■ **TASK**:
Transcribe the entries below verbatim, starting at the line that contains "spatial-display-button[interactable]: [31, 39, 48, 54]" and ending at the line that contains "legend-row[interactable]: >= 2.4: [20, 439, 151, 450]", with both of those lines included.

Element position data:
⁂

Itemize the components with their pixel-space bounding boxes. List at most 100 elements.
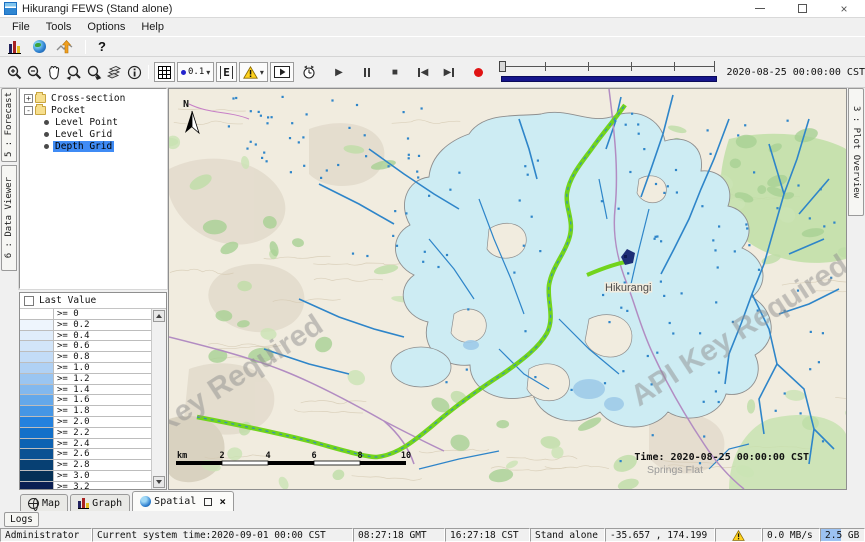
spatial-display-button[interactable]: [31, 39, 48, 54]
minimize-button[interactable]: [739, 0, 781, 18]
status-system-time: Current system time:2020-09-01 00:00 CST: [92, 528, 353, 542]
map-canvas[interactable]: Hikurangi Springs Flat API Key Required …: [168, 88, 847, 490]
tree-item-depth-grid[interactable]: Depth Grid: [20, 140, 166, 152]
status-warning[interactable]: [715, 528, 762, 542]
pan-button[interactable]: [44, 61, 64, 83]
display-tab-bar: Map Graph Spatial ×: [0, 490, 865, 511]
logs-tab[interactable]: Logs: [4, 512, 39, 527]
legend-row[interactable]: >= 2.0: [20, 417, 151, 428]
chart-export-icon: [56, 40, 73, 54]
current-map-datetime: 2020-08-25 00:00:00 CST: [727, 67, 865, 78]
legend-row[interactable]: >= 0.2: [20, 320, 151, 331]
legend-row[interactable]: >= 0.4: [20, 331, 151, 342]
record-button[interactable]: [469, 61, 489, 83]
tree-item-level-point[interactable]: Level Point: [20, 116, 166, 128]
info-button[interactable]: [124, 61, 144, 83]
legend-row[interactable]: >= 2.4: [20, 439, 151, 450]
layers-button[interactable]: [104, 61, 124, 83]
tree-item-pocket[interactable]: - Pocket: [20, 104, 166, 116]
stop-icon: ■: [392, 67, 398, 78]
tab-plot-overview[interactable]: 3 : Plot Overview: [848, 88, 864, 216]
contour-interval-dropdown[interactable]: 0.1 ▾: [177, 62, 214, 82]
arrow-up-icon: [156, 314, 162, 318]
legend-swatch: [20, 374, 54, 384]
legend-row[interactable]: >= 3.2: [20, 482, 151, 489]
legend-row[interactable]: >= 2.2: [20, 428, 151, 439]
title-bar: Hikurangi FEWS (Stand alone) ×: [0, 0, 865, 18]
svg-text:2: 2: [219, 451, 224, 461]
grid-display-button[interactable]: [154, 62, 175, 82]
status-bar: Administrator Current system time:2020-0…: [0, 528, 865, 542]
time-slider[interactable]: [497, 60, 721, 84]
zoom-next-button[interactable]: [84, 61, 104, 83]
status-download-speed: 0.0 MB/s: [762, 528, 820, 542]
skip-to-start-button[interactable]: ◀: [413, 61, 433, 83]
legend-row[interactable]: >= 2.8: [20, 460, 151, 471]
zoom-in-button[interactable]: [4, 61, 24, 83]
stop-button[interactable]: ■: [385, 61, 405, 83]
pause-button[interactable]: [357, 61, 377, 83]
collapse-icon[interactable]: -: [24, 106, 33, 115]
menu-tools[interactable]: Tools: [38, 19, 80, 35]
expand-icon[interactable]: +: [24, 94, 33, 103]
globe-icon: [140, 496, 151, 507]
skip-to-end-button[interactable]: ▶: [439, 61, 459, 83]
legend-row[interactable]: >= 0: [20, 309, 151, 320]
legend-row[interactable]: >= 1.8: [20, 406, 151, 417]
menu-file[interactable]: File: [4, 19, 38, 35]
zoom-out-button[interactable]: [24, 61, 44, 83]
tab-spatial[interactable]: Spatial ×: [132, 491, 234, 511]
pause-icon: [364, 68, 370, 77]
warning-levels-dropdown[interactable]: ▾: [239, 62, 268, 82]
play-button[interactable]: ▶: [329, 61, 349, 83]
time-navigator-button[interactable]: [299, 61, 319, 83]
scroll-down-button[interactable]: [153, 476, 165, 488]
legend-swatch: [20, 406, 54, 416]
time-slider-handle[interactable]: [499, 61, 506, 72]
legend-panel: Last Value >= 0>= 0.2>= 0.4>= 0.6>= 0.8>…: [19, 292, 167, 490]
legend-row[interactable]: >= 1.0: [20, 363, 151, 374]
status-mode: Stand alone: [530, 528, 605, 542]
timer-icon: [301, 64, 317, 80]
timeseries-dialog-button[interactable]: [56, 39, 73, 54]
last-value-checkbox[interactable]: [24, 296, 34, 306]
menu-help[interactable]: Help: [133, 19, 172, 35]
legend-threshold-label: >= 3.2: [54, 482, 90, 489]
menu-options[interactable]: Options: [79, 19, 133, 35]
svg-text:N: N: [183, 99, 189, 110]
globe-wire-icon: [28, 498, 39, 509]
legend-row[interactable]: >= 1.6: [20, 395, 151, 406]
maximize-button[interactable]: [781, 0, 823, 18]
logs-row: Logs: [0, 511, 865, 528]
help-button[interactable]: ?: [98, 39, 106, 54]
legend-swatch: [20, 460, 54, 470]
tree-item-cross-section[interactable]: + Cross-section: [20, 92, 166, 104]
legend-row[interactable]: >= 0.8: [20, 352, 151, 363]
time-slider-rail: [503, 66, 715, 67]
restore-panel-icon[interactable]: [204, 498, 212, 506]
legend-scrollbar[interactable]: [151, 309, 166, 489]
close-tab-icon[interactable]: ×: [219, 495, 226, 508]
tab-data-viewer[interactable]: 6 : Data Viewer: [1, 165, 17, 271]
close-button[interactable]: ×: [823, 0, 865, 18]
archive-display-button[interactable]: [6, 39, 23, 54]
zoom-out-icon: [27, 65, 42, 80]
legend-row[interactable]: >= 3.0: [20, 471, 151, 482]
animation-button[interactable]: [270, 62, 294, 82]
menu-bar: File Tools Options Help: [0, 18, 865, 36]
legend-row[interactable]: >= 2.6: [20, 449, 151, 460]
tree-item-level-grid[interactable]: Level Grid: [20, 128, 166, 140]
zoom-previous-button[interactable]: [64, 61, 84, 83]
legend-row[interactable]: >= 1.2: [20, 374, 151, 385]
tab-graph[interactable]: Graph: [70, 494, 130, 511]
legend-row[interactable]: >= 0.6: [20, 341, 151, 352]
svg-text:4: 4: [265, 451, 270, 461]
tab-forecast[interactable]: 5 : Forecast: [1, 88, 17, 162]
scroll-up-button[interactable]: [153, 310, 165, 322]
left-panel: + Cross-section - Pocket Level Point Lev…: [18, 88, 168, 490]
minimize-icon: [755, 8, 765, 9]
elevation-button[interactable]: E: [216, 62, 237, 82]
legend-threshold-label: >= 2.8: [54, 460, 90, 470]
legend-row[interactable]: >= 1.4: [20, 385, 151, 396]
tab-map[interactable]: Map: [20, 494, 68, 511]
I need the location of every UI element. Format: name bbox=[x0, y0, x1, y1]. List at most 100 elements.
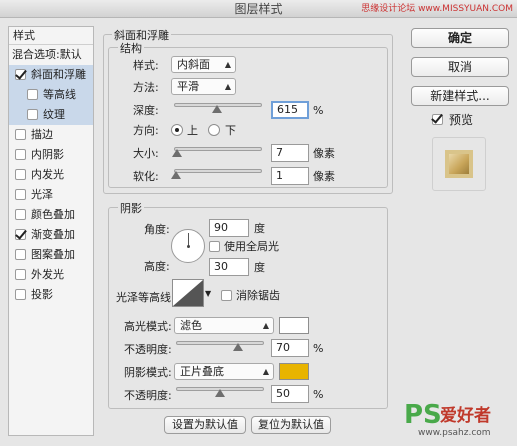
preview-checkbox[interactable] bbox=[432, 114, 443, 125]
shadow-opacity-unit: % bbox=[313, 388, 324, 401]
highlight-opacity-label: 不透明度: bbox=[124, 343, 172, 356]
bevel-style-select[interactable]: 内斜面 ▲ bbox=[171, 56, 236, 73]
style-checkbox[interactable] bbox=[15, 229, 26, 240]
slider-thumb[interactable] bbox=[170, 171, 181, 179]
direction-down-radio[interactable] bbox=[208, 124, 220, 136]
soften-field[interactable]: 1 bbox=[271, 167, 309, 185]
shadow-color-swatch[interactable] bbox=[279, 363, 309, 380]
slider-track bbox=[174, 147, 262, 151]
size-field[interactable]: 7 bbox=[271, 144, 309, 162]
style-checkbox[interactable] bbox=[15, 269, 26, 280]
style-item-label: 等高线 bbox=[43, 88, 76, 101]
style-checkbox[interactable] bbox=[15, 209, 26, 220]
technique-select[interactable]: 平滑 ▲ bbox=[171, 78, 236, 95]
soften-value: 1 bbox=[276, 169, 283, 182]
style-item-label: 纹理 bbox=[43, 108, 65, 121]
slider-track bbox=[176, 341, 264, 345]
highlight-opacity-unit: % bbox=[313, 342, 324, 355]
preview-swatch bbox=[445, 150, 473, 178]
altitude-field[interactable]: 30 bbox=[209, 258, 249, 276]
angle-dial-icon[interactable] bbox=[171, 229, 205, 263]
depth-label: 深度: bbox=[133, 104, 159, 117]
style-checkbox[interactable] bbox=[15, 249, 26, 260]
style-item[interactable]: 内发光 bbox=[9, 165, 93, 185]
contour-shape bbox=[173, 280, 203, 306]
ok-button[interactable]: 确定 bbox=[411, 28, 509, 48]
style-item[interactable]: 外发光 bbox=[9, 265, 93, 285]
highlight-mode-select[interactable]: 滤色 ▲ bbox=[174, 317, 274, 334]
angle-unit: 度 bbox=[254, 222, 265, 235]
style-item[interactable]: 斜面和浮雕 bbox=[9, 65, 93, 85]
watermark-text: 思缘设计论坛 www.MISSYUAN.COM bbox=[361, 4, 513, 14]
size-label: 大小: bbox=[133, 147, 159, 160]
soften-label: 软化: bbox=[133, 170, 159, 183]
slider-thumb[interactable] bbox=[171, 149, 182, 157]
style-item[interactable]: 投影 bbox=[9, 285, 93, 305]
style-item[interactable]: 渐变叠加 bbox=[9, 225, 93, 245]
shadow-opacity-field[interactable]: 50 bbox=[271, 385, 309, 403]
contour-dropdown-arrow-icon[interactable]: ▼ bbox=[205, 289, 211, 298]
style-item[interactable]: 等高线 bbox=[9, 85, 93, 105]
slider-thumb[interactable] bbox=[215, 389, 225, 397]
style-checkbox[interactable] bbox=[15, 289, 26, 300]
watermark-logo: PS 爱好者 www.psahz.com bbox=[404, 400, 514, 442]
style-checkbox[interactable] bbox=[15, 149, 26, 160]
size-slider[interactable] bbox=[171, 143, 262, 157]
preview-label: 预览 bbox=[449, 113, 474, 127]
style-checkbox[interactable] bbox=[15, 169, 26, 180]
make-default-button[interactable]: 设置为默认值 bbox=[164, 416, 246, 434]
style-item-label: 颜色叠加 bbox=[31, 208, 75, 221]
technique-label: 方法: bbox=[133, 81, 159, 94]
style-checkbox[interactable] bbox=[27, 109, 38, 120]
dropdown-arrow-icon: ▲ bbox=[224, 60, 231, 69]
style-item-label: 投影 bbox=[31, 288, 53, 301]
dropdown-arrow-icon: ▲ bbox=[224, 82, 231, 91]
soften-slider[interactable] bbox=[170, 165, 262, 179]
style-item[interactable]: 图案叠加 bbox=[9, 245, 93, 265]
technique-value: 平滑 bbox=[177, 80, 199, 93]
shadow-opacity-slider[interactable] bbox=[176, 383, 264, 397]
slider-thumb[interactable] bbox=[212, 105, 223, 113]
style-checkbox[interactable] bbox=[15, 129, 26, 140]
style-item[interactable]: 描边 bbox=[9, 125, 93, 145]
style-item[interactable]: 内阴影 bbox=[9, 145, 93, 165]
dropdown-arrow-icon: ▲ bbox=[262, 367, 269, 376]
bevel-style-value: 内斜面 bbox=[177, 58, 210, 71]
shadow-mode-value: 正片叠底 bbox=[180, 365, 224, 378]
direction-down-label: 下 bbox=[225, 124, 236, 137]
highlight-color-swatch[interactable] bbox=[279, 317, 309, 334]
angle-field[interactable]: 90 bbox=[209, 219, 249, 237]
highlight-opacity-field[interactable]: 70 bbox=[271, 339, 309, 357]
style-checkbox[interactable] bbox=[15, 69, 26, 80]
anti-alias-checkbox[interactable] bbox=[221, 290, 232, 301]
style-checkbox[interactable] bbox=[15, 189, 26, 200]
style-item-label: 渐变叠加 bbox=[31, 228, 75, 241]
angle-center bbox=[187, 245, 190, 248]
logo-ps: PS bbox=[404, 400, 442, 430]
blending-options-item[interactable]: 混合选项:默认 bbox=[9, 45, 93, 65]
style-item[interactable]: 颜色叠加 bbox=[9, 205, 93, 225]
style-checkbox[interactable] bbox=[27, 89, 38, 100]
styles-header[interactable]: 样式 bbox=[9, 27, 93, 45]
logo-url: www.psahz.com bbox=[418, 428, 491, 438]
cancel-button[interactable]: 取消 bbox=[411, 57, 509, 77]
altitude-label: 高度: bbox=[144, 260, 170, 273]
contour-curve-icon[interactable] bbox=[172, 279, 204, 307]
depth-field[interactable]: 615 bbox=[271, 101, 309, 119]
altitude-value: 30 bbox=[214, 260, 228, 273]
style-item[interactable]: 纹理 bbox=[9, 105, 93, 125]
new-style-button[interactable]: 新建样式... bbox=[411, 86, 509, 106]
window-title: 图层样式 bbox=[234, 2, 283, 16]
depth-slider[interactable] bbox=[174, 99, 262, 113]
logo-text: 爱好者 bbox=[440, 406, 491, 426]
style-label: 样式: bbox=[133, 59, 159, 72]
gloss-contour-label: 光泽等高线: bbox=[116, 291, 175, 304]
angle-label: 角度: bbox=[144, 223, 170, 236]
shadow-mode-select[interactable]: 正片叠底 ▲ bbox=[174, 363, 274, 380]
global-light-checkbox[interactable] bbox=[209, 241, 220, 252]
direction-up-radio[interactable] bbox=[171, 124, 183, 136]
style-item[interactable]: 光泽 bbox=[9, 185, 93, 205]
reset-default-button[interactable]: 复位为默认值 bbox=[251, 416, 331, 434]
highlight-opacity-slider[interactable] bbox=[176, 337, 264, 351]
slider-thumb[interactable] bbox=[232, 343, 243, 351]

⁂

■ **WORKED SOLUTION**:
spatial-display-button[interactable]: [31, 39, 48, 54]
minimize-button[interactable]: [739, 0, 781, 18]
status-system-time: Current system time:2020-09-01 00:00 CST: [92, 528, 353, 542]
map-canvas[interactable]: Hikurangi Springs Flat API Key Required …: [168, 88, 847, 490]
tree-item-depth-grid[interactable]: Depth Grid: [20, 140, 166, 152]
status-warning[interactable]: [715, 528, 762, 542]
pan-button[interactable]: [44, 61, 64, 83]
display-tab-bar: Map Graph Spatial ×: [0, 490, 865, 511]
logs-tab[interactable]: Logs: [4, 512, 39, 527]
legend-row[interactable]: >= 2.0: [20, 417, 151, 428]
chart-export-icon: [56, 40, 73, 54]
current-map-datetime: 2020-08-25 00:00:00 CST: [727, 67, 865, 78]
legend-row[interactable]: >= 0.2: [20, 320, 151, 331]
legend-row[interactable]: >= 0.4: [20, 331, 151, 342]
record-button[interactable]: [469, 61, 489, 83]
tree-item-level-point[interactable]: Level Point: [20, 116, 166, 128]
info-button[interactable]: [124, 61, 144, 83]
legend-row[interactable]: >= 2.4: [20, 439, 151, 450]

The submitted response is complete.